* WHAT TO DO
Below are records; transcribe only the line with "Convert this document image to plain text." and those after it, through the last line, without any change.

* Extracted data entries
• • • •
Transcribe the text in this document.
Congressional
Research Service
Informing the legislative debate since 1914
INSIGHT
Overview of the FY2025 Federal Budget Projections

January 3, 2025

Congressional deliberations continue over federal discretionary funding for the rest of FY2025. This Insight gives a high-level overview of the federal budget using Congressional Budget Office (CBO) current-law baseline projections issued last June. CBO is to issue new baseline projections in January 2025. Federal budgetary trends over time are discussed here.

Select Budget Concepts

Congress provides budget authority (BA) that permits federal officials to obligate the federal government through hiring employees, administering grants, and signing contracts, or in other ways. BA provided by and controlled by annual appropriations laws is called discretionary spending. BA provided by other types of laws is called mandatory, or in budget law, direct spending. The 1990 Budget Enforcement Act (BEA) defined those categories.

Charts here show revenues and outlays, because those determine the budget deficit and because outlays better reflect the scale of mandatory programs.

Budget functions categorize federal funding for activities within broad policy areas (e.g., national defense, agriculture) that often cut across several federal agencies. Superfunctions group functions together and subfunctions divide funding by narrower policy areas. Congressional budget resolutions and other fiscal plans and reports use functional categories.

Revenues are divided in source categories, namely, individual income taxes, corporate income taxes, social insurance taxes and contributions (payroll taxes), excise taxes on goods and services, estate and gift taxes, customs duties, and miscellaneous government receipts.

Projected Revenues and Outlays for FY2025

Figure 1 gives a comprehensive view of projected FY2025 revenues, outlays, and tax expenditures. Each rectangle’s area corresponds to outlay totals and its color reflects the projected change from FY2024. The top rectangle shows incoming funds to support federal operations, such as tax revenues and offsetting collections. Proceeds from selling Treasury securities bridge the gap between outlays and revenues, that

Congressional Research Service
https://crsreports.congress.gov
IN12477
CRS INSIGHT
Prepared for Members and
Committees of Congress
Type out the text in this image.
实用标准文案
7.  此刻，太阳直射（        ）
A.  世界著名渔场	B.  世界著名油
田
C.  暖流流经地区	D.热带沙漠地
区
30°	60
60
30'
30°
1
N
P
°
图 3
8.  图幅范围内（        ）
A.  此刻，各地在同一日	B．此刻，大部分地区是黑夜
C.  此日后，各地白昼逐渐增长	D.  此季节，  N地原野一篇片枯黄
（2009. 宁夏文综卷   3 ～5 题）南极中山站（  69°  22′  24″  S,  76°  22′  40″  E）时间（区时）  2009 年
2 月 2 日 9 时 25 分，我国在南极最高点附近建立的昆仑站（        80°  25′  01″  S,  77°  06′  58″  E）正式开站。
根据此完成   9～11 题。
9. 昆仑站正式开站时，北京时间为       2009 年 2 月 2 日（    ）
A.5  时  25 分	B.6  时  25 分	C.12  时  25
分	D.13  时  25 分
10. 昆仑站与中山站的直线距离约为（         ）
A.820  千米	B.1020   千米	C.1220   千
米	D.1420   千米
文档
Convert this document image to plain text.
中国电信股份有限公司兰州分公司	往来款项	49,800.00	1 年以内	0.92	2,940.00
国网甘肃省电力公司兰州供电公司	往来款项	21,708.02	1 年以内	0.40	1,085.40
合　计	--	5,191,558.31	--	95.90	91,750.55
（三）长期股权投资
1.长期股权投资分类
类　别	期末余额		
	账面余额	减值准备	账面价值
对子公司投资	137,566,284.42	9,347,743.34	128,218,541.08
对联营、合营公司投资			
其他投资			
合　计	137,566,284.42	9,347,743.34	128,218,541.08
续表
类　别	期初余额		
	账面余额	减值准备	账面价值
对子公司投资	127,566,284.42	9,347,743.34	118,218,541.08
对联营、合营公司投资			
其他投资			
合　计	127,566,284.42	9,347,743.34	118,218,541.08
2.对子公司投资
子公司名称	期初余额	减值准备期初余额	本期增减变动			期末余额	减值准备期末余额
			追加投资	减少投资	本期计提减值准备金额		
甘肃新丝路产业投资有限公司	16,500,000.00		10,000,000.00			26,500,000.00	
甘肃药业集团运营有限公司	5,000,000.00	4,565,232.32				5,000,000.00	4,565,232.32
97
• • • •
* EXPECTED ANSWER
Convert this document image to plain text.
中国电信股份有限公司兰州分公司	往来款项	49,800.00	1 年以内	0.92	2,940.00
国网甘肃省电力公司兰州供电公司	往来款项	21,708.02	1 年以内	0.40	1,085.40
合　计	--	5,191,558.31	--	95.90	91,750.55
（三）长期股权投资
1.长期股权投资分类
类　别	期末余额		
	账面余额	减值准备	账面价值
对子公司投资	137,566,284.42	9,347,743.34	128,218,541.08
对联营、合营公司投资			
其他投资			
合　计	137,566,284.42	9,347,743.34	128,218,541.08
续表
类　别	期初余额		
	账面余额	减值准备	账面价值
对子公司投资	127,566,284.42	9,347,743.34	118,218,541.08
对联营、合营公司投资			
其他投资			
合　计	127,566,284.42	9,347,743.34	118,218,541.08
2.对子公司投资
子公司名称	期初余额	减值准备期初余额	本期增减变动			期末余额	减值准备期末余额
			追加投资	减少投资	本期计提减值准备金额		
甘肃新丝路产业投资有限公司	16,500,000.00		10,000,000.00			26,500,000.00	
甘肃药业集团运营有限公司	5,000,000.00	4,565,232.32				5,000,000.00	4,565,232.32
97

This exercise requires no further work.